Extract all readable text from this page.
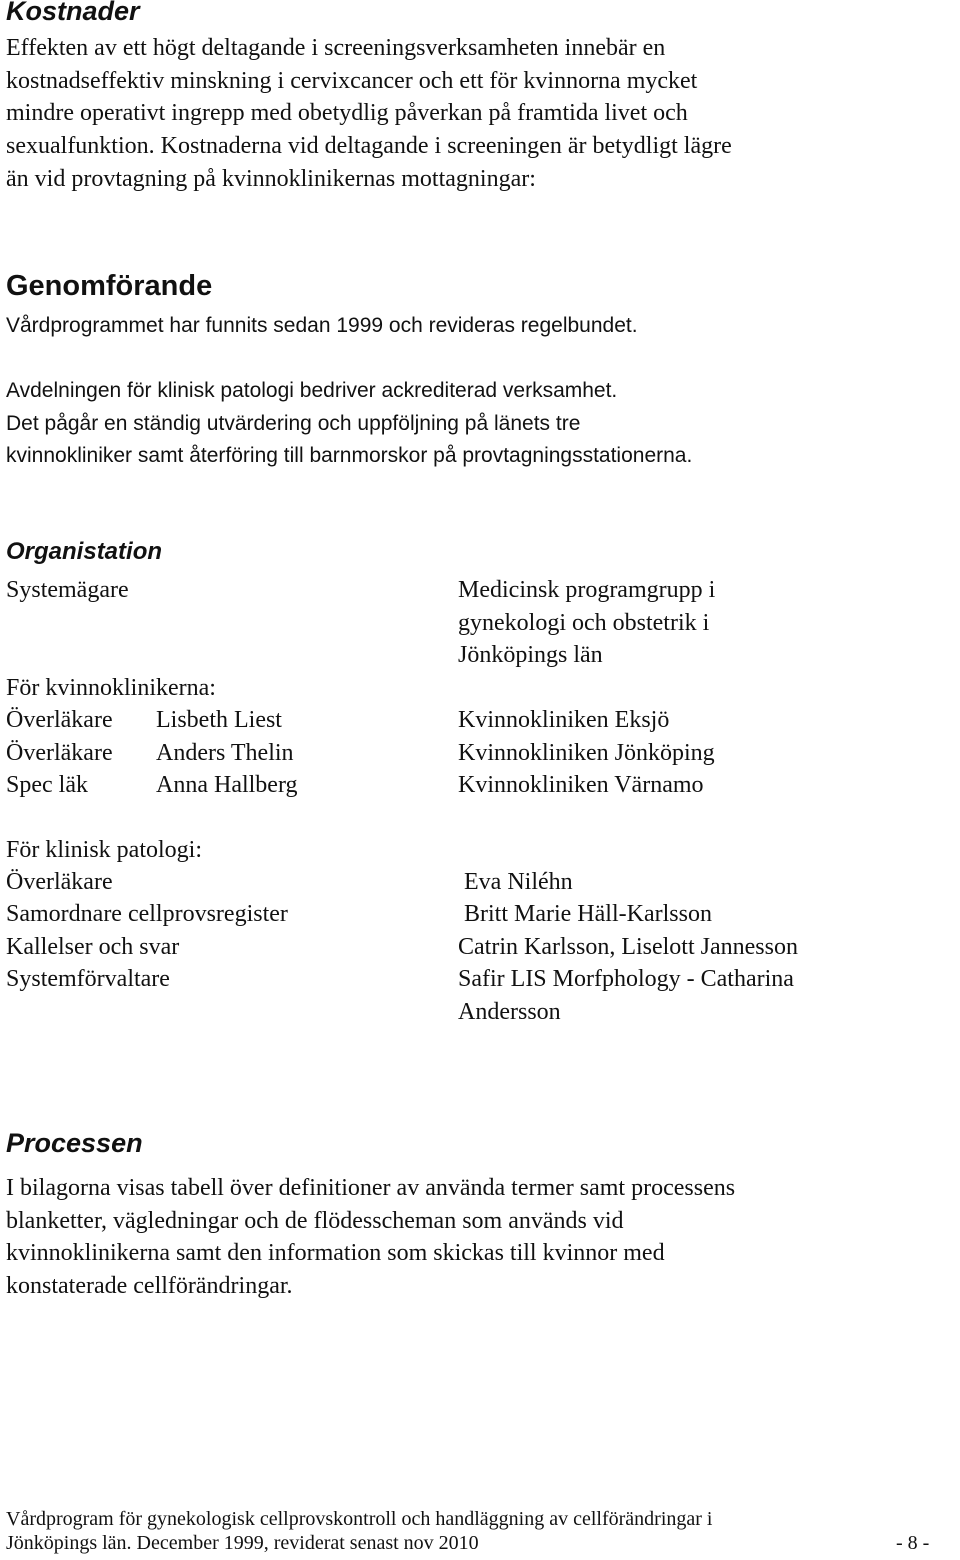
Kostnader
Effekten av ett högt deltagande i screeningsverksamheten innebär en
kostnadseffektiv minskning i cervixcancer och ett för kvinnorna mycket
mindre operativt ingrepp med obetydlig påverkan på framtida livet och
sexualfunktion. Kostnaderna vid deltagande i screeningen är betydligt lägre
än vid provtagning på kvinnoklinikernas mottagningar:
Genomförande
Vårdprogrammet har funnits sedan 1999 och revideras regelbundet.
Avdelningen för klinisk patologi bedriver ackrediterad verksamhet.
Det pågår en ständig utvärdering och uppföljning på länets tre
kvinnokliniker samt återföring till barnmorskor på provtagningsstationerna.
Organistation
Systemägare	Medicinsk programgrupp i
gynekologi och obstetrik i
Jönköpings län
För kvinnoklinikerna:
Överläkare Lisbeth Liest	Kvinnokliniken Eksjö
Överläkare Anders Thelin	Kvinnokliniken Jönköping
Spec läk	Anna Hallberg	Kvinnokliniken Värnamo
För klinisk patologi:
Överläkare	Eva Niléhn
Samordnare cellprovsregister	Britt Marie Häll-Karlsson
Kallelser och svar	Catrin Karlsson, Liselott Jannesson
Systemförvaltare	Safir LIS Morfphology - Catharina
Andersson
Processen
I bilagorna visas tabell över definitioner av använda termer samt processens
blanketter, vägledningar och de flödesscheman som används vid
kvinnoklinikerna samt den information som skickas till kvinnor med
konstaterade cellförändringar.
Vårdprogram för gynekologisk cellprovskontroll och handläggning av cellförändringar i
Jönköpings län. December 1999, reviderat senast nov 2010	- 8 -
________
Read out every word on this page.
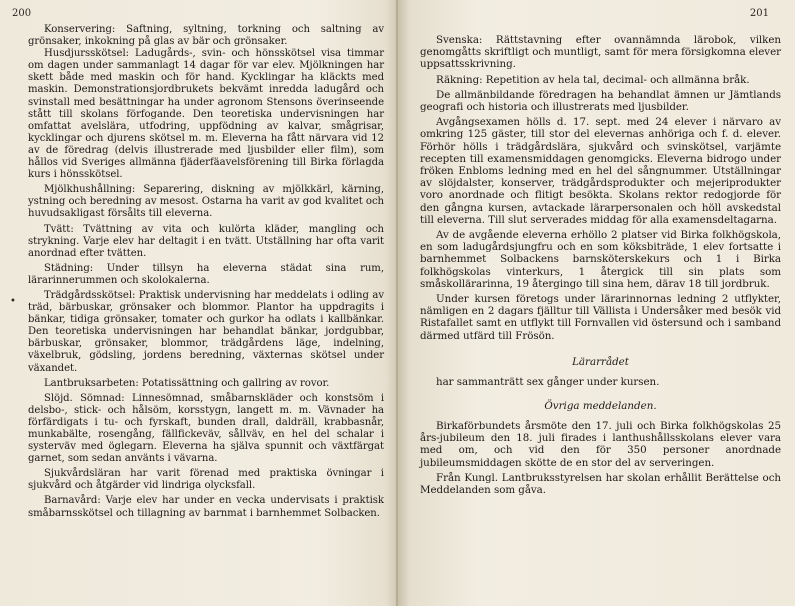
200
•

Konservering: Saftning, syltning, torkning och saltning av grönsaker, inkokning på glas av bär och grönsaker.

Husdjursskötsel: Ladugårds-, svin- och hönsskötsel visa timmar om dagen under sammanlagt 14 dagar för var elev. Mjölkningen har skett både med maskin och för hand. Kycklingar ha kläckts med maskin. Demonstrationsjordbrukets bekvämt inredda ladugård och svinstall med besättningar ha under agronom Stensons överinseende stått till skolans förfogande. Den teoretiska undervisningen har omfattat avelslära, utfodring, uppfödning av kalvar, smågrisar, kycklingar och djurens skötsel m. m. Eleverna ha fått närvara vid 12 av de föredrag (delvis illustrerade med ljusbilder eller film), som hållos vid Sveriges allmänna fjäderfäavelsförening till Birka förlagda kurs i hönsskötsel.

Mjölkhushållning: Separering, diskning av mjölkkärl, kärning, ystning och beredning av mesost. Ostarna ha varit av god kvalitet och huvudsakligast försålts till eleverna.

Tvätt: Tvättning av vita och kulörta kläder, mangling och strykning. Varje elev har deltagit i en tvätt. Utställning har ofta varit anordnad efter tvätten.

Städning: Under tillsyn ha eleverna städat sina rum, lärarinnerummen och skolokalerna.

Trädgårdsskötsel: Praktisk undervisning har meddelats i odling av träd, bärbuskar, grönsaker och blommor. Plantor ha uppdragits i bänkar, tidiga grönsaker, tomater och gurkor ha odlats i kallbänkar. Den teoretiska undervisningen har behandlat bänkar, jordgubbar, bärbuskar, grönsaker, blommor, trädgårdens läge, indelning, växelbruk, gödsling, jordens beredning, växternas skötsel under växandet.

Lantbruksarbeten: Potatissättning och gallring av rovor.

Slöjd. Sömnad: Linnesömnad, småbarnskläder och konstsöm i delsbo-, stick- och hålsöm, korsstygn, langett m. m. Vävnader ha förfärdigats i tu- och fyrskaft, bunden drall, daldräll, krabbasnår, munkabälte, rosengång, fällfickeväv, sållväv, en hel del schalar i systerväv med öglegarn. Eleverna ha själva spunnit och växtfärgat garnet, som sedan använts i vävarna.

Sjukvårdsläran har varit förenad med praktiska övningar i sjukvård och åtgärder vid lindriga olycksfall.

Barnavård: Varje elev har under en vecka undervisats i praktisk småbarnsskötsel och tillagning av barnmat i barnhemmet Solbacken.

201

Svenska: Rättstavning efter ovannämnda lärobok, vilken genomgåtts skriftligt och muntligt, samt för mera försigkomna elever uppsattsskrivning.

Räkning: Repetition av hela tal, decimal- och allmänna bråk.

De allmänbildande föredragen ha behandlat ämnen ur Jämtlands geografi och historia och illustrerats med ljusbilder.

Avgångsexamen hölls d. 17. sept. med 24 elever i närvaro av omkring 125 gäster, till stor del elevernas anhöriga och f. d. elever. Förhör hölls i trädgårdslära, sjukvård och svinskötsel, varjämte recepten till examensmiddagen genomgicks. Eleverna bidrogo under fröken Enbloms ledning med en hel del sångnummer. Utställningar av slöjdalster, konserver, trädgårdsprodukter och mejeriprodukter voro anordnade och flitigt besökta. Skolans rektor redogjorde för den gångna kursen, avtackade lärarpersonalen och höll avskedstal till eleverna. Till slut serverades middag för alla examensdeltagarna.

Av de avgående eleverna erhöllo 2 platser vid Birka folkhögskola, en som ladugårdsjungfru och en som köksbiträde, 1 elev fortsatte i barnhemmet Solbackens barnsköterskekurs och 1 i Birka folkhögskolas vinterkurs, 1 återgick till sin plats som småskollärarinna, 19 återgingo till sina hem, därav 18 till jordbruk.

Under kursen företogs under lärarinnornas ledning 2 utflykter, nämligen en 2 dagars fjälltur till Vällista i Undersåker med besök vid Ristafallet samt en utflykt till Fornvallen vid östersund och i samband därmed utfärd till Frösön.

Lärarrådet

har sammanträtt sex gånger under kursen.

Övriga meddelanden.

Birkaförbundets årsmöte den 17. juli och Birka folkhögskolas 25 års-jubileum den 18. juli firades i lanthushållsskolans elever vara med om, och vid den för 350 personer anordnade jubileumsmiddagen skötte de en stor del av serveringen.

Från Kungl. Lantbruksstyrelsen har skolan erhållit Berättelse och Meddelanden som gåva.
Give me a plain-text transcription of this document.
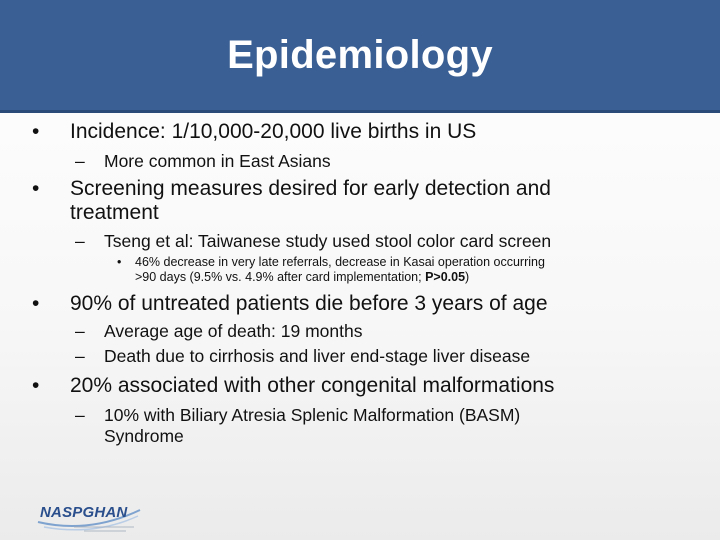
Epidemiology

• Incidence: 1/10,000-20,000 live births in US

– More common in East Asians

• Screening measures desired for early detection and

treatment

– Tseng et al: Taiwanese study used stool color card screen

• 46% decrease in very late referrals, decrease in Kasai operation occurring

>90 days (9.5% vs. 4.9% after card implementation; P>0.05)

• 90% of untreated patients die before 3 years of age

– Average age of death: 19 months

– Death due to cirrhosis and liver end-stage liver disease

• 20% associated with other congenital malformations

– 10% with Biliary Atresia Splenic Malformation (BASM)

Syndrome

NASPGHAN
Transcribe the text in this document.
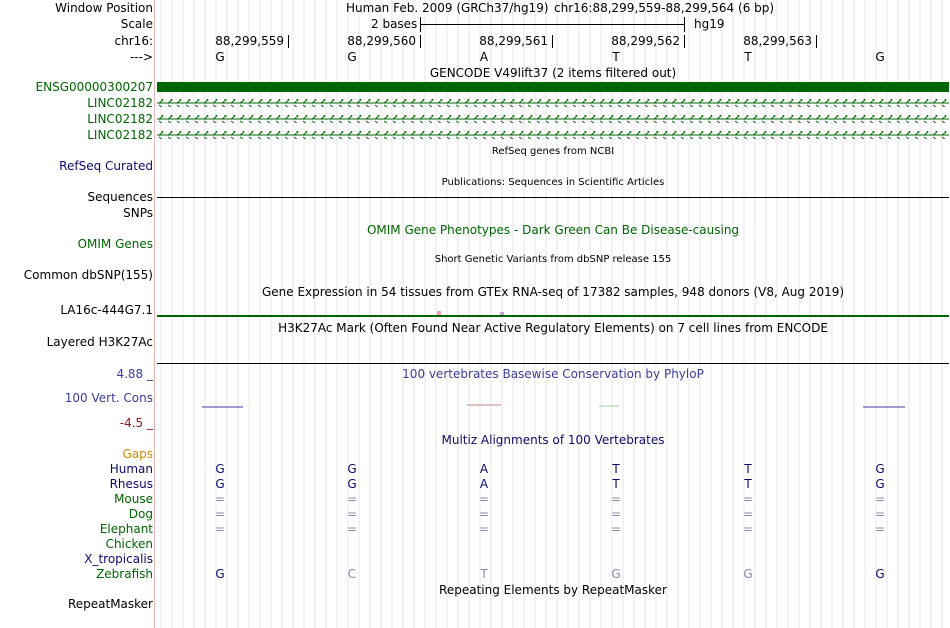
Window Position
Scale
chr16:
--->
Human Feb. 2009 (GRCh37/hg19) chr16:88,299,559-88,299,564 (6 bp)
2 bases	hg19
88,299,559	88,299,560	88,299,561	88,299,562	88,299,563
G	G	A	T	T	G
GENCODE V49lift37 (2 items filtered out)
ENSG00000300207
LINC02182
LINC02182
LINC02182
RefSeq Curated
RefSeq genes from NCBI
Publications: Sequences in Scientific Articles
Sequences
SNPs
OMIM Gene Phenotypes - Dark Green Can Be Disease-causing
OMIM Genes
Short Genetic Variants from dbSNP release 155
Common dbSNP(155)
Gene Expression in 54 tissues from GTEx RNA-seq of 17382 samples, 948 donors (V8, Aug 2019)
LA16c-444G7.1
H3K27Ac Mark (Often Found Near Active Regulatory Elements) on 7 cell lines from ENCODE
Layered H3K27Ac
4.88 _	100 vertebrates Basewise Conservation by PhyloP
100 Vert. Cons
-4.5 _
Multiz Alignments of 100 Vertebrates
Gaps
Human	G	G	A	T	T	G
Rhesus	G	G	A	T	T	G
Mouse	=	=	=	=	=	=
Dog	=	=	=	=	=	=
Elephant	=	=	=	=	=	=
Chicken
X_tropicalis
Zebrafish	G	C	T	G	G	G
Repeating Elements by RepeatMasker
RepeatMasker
________
Task instructions
Please copy every line of the records above in which "ljusbilder" appears.

Response for this exercise
Husdjursskötsel: Ladugårds-, svin- och hönsskötsel visa timmar om dagen under sammanlagt 14 dagar för var elev. Mjölkningen har skett både med maskin och för hand. Kycklingar ha kläckts med maskin. Demonstrationsjordbrukets bekvämt inredda ladugård och svinstall med besättningar ha under agronom Stensons överinseende stått till skolans förfogande. Den teoretiska undervisningen har omfattat avelslära, utfodring, uppfödning av kalvar, smågrisar, kycklingar och djurens skötsel m. m. Eleverna ha fått närvara vid 12 av de föredrag (delvis illustrerade med ljusbilder eller film), som hållos vid Sveriges allmänna fjäderfäavelsförening till Birka förlagda kurs i hönsskötsel.
De allmänbildande föredragen ha behandlat ämnen ur Jämtlands geografi och historia och illustrerats med ljusbilder.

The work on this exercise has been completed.